*What to produce:*
Write out every entry precisely as given, leaving the pictures out.

==================================================

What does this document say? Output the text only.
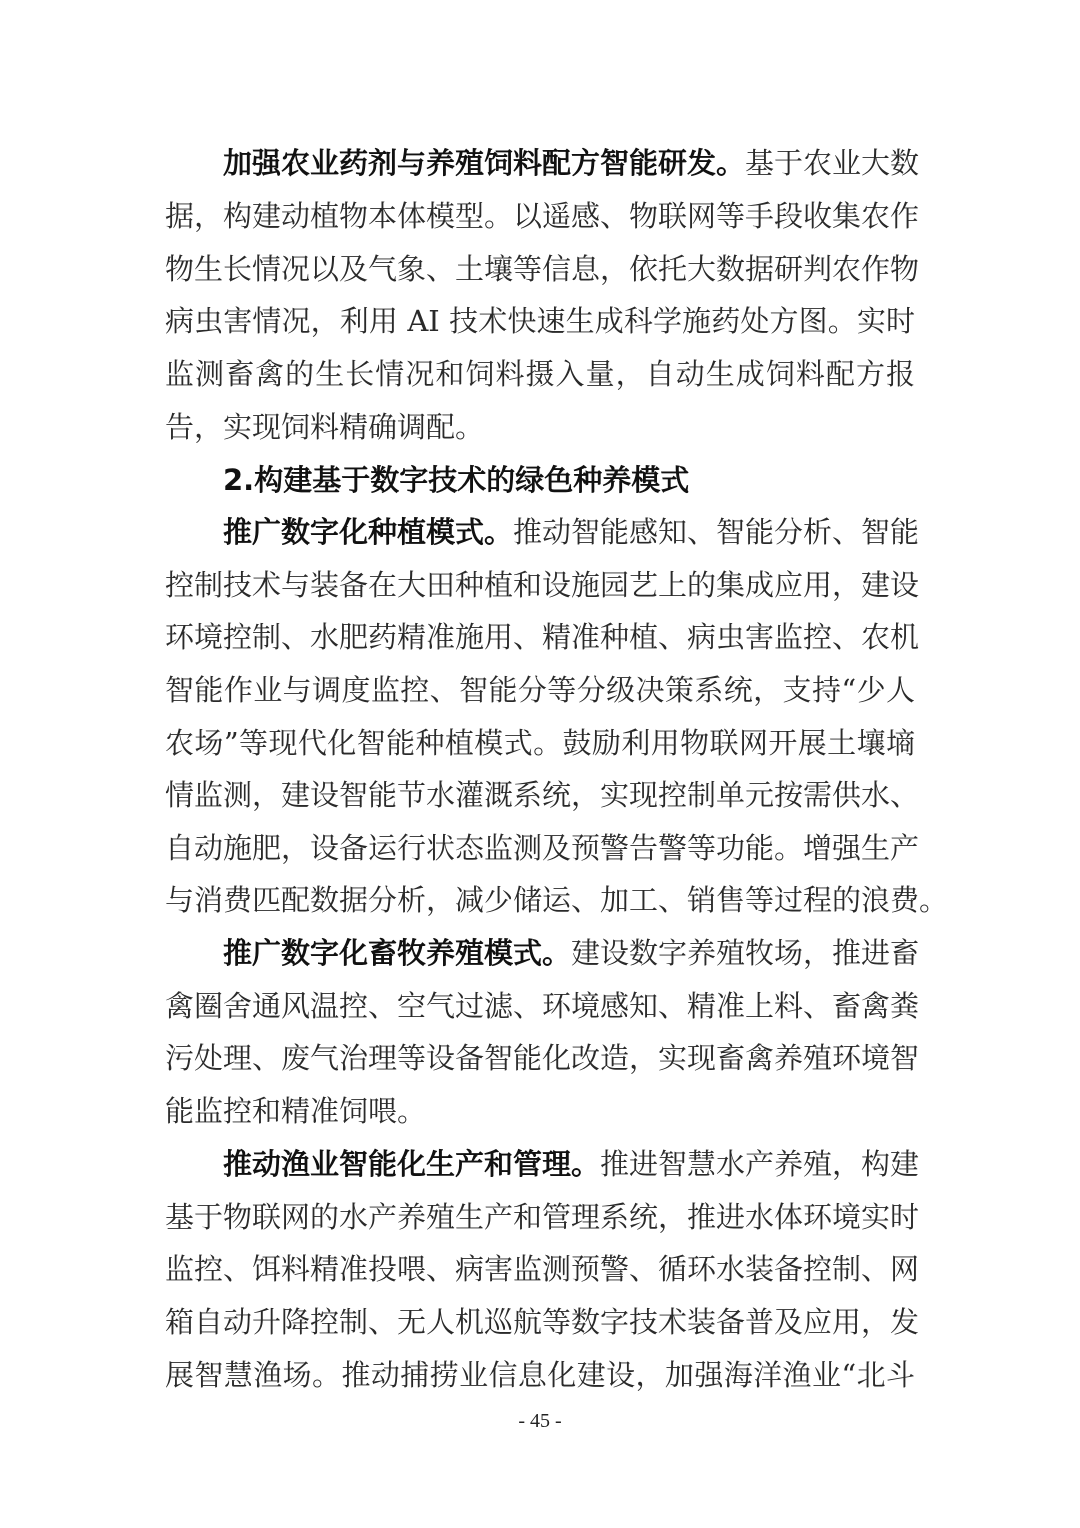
加强农业药剂与养殖饲料配方智能研发。基于农业大数
据，构建动植物本体模型。以遥感、物联网等手段收集农作
物生长情况以及气象、土壤等信息，依托大数据研判农作物
病虫害情况，利用 AI 技术快速生成科学施药处方图。实时
监测畜禽的生长情况和饲料摄入量，自动生成饲料配方报
告，实现饲料精确调配。
2.构建基于数字技术的绿色种养模式
推广数字化种植模式。推动智能感知、智能分析、智能
控制技术与装备在大田种植和设施园艺上的集成应用，建设
环境控制、水肥药精准施用、精准种植、病虫害监控、农机
智能作业与调度监控、智能分等分级决策系统，支持“少人
农场”等现代化智能种植模式。鼓励利用物联网开展土壤墒
情监测，建设智能节水灌溉系统，实现控制单元按需供水、
自动施肥，设备运行状态监测及预警告警等功能。增强生产
与消费匹配数据分析，减少储运、加工、销售等过程的浪费。
推广数字化畜牧养殖模式。建设数字养殖牧场，推进畜
禽圈舍通风温控、空气过滤、环境感知、精准上料、畜禽粪
污处理、废气治理等设备智能化改造，实现畜禽养殖环境智
能监控和精准饲喂。
推动渔业智能化生产和管理。推进智慧水产养殖，构建
基于物联网的水产养殖生产和管理系统，推进水体环境实时
监控、饵料精准投喂、病害监测预警、循环水装备控制、网
箱自动升降控制、无人机巡航等数字技术装备普及应用，发
展智慧渔场。推动捕捞业信息化建设，加强海洋渔业“北斗
- 45 -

==================================================

*Answer for this exercise:*
What does this document say? Output the text only.
加强农业药剂与养殖饲料配方智能研发。基于农业大数
据，构建动植物本体模型。以遥感、物联网等手段收集农作
物生长情况以及气象、土壤等信息，依托大数据研判农作物
病虫害情况，利用 AI 技术快速生成科学施药处方图。实时
监测畜禽的生长情况和饲料摄入量，自动生成饲料配方报
告，实现饲料精确调配。
2.构建基于数字技术的绿色种养模式
推广数字化种植模式。推动智能感知、智能分析、智能
控制技术与装备在大田种植和设施园艺上的集成应用，建设
环境控制、水肥药精准施用、精准种植、病虫害监控、农机
智能作业与调度监控、智能分等分级决策系统，支持“少人
农场”等现代化智能种植模式。鼓励利用物联网开展土壤墒
情监测，建设智能节水灌溉系统，实现控制单元按需供水、
自动施肥，设备运行状态监测及预警告警等功能。增强生产
与消费匹配数据分析，减少储运、加工、销售等过程的浪费。
推广数字化畜牧养殖模式。建设数字养殖牧场，推进畜
禽圈舍通风温控、空气过滤、环境感知、精准上料、畜禽粪
污处理、废气治理等设备智能化改造，实现畜禽养殖环境智
能监控和精准饲喂。
推动渔业智能化生产和管理。推进智慧水产养殖，构建
基于物联网的水产养殖生产和管理系统，推进水体环境实时
监控、饵料精准投喂、病害监测预警、循环水装备控制、网
箱自动升降控制、无人机巡航等数字技术装备普及应用，发
展智慧渔场。推动捕捞业信息化建设，加强海洋渔业“北斗
- 45 -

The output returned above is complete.